"""

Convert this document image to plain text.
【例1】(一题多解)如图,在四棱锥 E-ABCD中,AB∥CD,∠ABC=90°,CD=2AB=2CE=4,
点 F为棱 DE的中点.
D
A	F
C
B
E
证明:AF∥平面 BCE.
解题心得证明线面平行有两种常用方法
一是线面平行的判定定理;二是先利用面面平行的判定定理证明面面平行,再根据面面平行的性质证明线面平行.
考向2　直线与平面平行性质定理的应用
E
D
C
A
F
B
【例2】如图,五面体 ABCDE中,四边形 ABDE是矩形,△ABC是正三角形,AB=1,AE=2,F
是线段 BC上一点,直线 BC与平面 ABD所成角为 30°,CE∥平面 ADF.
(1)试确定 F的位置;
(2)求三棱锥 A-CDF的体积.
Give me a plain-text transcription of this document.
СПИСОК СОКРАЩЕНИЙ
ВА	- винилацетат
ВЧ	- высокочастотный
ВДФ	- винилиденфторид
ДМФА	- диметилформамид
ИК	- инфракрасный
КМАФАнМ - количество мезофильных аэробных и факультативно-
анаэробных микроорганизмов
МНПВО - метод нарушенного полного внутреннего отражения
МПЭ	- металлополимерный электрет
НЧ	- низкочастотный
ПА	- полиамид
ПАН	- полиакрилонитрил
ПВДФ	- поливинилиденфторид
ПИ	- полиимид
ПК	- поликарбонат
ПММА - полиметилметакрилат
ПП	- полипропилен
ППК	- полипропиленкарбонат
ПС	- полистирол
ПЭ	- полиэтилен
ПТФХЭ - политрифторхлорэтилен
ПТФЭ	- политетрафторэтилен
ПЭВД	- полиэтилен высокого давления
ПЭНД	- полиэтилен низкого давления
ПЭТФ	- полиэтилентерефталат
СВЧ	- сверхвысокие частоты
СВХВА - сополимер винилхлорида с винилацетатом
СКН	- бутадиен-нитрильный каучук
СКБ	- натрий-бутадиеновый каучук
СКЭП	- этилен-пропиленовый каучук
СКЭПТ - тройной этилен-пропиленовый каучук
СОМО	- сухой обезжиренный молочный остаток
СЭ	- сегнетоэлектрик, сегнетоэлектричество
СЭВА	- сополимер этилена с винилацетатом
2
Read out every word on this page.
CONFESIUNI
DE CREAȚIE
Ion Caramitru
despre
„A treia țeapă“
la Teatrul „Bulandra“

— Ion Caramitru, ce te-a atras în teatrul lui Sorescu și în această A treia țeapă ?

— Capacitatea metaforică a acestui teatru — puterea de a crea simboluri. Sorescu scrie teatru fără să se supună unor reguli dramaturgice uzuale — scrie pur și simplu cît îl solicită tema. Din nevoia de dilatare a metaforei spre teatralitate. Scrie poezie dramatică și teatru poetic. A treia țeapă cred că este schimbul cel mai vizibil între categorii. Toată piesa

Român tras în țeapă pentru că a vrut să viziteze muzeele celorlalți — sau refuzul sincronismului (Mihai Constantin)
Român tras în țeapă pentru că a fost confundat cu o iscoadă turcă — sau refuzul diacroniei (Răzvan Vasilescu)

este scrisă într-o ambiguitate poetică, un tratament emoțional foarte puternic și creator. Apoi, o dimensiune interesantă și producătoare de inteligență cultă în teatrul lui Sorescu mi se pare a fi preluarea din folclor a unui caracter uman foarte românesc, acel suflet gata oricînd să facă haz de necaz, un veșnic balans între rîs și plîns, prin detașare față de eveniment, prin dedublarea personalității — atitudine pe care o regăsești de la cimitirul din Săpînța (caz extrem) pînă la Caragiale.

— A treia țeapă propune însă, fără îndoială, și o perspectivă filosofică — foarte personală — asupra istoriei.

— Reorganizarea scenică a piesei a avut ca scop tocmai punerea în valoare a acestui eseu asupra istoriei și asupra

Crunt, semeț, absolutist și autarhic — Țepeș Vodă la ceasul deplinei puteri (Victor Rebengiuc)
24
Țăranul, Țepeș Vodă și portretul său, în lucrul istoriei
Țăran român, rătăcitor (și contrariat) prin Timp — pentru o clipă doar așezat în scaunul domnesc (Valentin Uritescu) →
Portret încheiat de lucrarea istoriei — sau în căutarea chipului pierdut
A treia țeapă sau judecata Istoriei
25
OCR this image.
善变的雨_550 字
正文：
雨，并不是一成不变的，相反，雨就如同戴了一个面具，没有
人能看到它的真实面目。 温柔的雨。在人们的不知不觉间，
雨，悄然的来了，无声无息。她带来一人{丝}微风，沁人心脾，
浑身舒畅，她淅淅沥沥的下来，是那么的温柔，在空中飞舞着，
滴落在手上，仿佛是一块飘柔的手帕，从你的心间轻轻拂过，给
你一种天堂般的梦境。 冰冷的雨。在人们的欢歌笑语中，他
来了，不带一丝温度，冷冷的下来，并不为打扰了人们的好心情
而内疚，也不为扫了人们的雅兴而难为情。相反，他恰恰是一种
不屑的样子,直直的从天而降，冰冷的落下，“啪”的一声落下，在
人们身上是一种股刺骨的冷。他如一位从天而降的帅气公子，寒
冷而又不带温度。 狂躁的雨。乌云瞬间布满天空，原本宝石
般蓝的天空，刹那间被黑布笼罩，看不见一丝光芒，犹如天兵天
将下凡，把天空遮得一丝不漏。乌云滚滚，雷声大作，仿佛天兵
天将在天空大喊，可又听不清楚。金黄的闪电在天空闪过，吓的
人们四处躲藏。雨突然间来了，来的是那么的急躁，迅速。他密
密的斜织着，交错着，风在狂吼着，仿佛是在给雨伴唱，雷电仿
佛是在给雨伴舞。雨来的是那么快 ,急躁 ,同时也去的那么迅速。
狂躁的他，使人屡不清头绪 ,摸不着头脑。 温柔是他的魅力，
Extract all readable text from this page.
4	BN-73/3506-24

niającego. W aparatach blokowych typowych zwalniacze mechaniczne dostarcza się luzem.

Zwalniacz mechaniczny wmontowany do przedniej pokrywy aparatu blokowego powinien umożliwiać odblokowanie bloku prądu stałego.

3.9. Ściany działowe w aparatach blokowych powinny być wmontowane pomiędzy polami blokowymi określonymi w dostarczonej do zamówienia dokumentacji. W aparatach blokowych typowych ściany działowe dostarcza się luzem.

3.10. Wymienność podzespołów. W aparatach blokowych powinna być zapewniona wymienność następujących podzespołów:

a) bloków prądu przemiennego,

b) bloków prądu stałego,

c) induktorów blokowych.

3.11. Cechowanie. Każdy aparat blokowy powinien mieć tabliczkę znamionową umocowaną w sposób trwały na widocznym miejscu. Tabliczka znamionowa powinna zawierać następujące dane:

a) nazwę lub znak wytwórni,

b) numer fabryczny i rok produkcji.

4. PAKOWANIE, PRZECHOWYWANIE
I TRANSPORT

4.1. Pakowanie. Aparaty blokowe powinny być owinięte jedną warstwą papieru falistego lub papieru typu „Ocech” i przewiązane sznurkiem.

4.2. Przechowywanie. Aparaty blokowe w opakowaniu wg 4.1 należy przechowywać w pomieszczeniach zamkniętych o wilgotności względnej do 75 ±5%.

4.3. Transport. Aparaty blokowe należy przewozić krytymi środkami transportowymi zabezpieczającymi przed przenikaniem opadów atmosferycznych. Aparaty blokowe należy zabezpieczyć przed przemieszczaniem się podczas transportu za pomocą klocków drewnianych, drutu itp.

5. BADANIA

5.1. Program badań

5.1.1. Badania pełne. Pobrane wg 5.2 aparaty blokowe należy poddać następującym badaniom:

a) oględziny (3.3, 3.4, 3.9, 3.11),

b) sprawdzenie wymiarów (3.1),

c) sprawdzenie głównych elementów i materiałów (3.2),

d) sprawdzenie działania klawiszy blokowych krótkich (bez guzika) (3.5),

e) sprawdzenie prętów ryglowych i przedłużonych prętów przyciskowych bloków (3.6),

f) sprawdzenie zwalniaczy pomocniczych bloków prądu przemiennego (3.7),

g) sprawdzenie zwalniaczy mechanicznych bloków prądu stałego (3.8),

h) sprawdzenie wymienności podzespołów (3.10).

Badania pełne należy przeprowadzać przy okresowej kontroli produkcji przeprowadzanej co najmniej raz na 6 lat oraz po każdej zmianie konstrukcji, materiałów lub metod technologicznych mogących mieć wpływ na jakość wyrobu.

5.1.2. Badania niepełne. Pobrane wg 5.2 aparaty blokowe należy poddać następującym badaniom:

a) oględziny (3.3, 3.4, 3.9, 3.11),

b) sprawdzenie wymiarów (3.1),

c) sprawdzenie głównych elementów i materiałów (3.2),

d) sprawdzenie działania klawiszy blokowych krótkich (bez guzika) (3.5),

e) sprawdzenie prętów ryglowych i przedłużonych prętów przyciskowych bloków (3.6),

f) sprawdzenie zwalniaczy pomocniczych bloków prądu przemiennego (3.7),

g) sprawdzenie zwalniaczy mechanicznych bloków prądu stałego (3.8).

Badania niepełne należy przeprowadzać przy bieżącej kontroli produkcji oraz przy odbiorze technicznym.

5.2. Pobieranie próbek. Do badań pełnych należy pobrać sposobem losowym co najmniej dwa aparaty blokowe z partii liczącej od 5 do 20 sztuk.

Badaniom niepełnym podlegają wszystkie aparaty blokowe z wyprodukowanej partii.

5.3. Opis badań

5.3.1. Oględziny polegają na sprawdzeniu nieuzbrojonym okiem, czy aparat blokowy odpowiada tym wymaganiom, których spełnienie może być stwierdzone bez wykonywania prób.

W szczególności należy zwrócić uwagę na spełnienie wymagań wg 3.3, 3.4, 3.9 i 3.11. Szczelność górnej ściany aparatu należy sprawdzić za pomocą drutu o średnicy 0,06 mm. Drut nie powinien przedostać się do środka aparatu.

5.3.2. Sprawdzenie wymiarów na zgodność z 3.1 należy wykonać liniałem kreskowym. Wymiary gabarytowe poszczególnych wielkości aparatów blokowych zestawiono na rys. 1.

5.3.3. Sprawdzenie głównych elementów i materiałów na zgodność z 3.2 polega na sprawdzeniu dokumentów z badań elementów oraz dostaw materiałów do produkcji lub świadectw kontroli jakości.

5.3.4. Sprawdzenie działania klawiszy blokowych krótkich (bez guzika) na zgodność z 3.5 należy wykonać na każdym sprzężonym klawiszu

"""

#### Aim of the exercise:
Copy each line of the data that contains the word "acestui".

#### Complete output:
— Capacitatea metaforică a acestui teatru — puterea de a crea simboluri. Sorescu scrie teatru fără să se supună unor reguli dramaturgice uzuale — scrie pur și simplu cît îl solicită tema. Din nevoia de dilatare a metaforei spre teatralitate. Scrie poezie dramatică și teatru poetic. A treia țeapă cred că este schimbul cel mai vizibil între categorii. Toată piesa
— Reorganizarea scenică a piesei a avut ca scop tocmai punerea în valoare a acestui eseu asupra istoriei și asupra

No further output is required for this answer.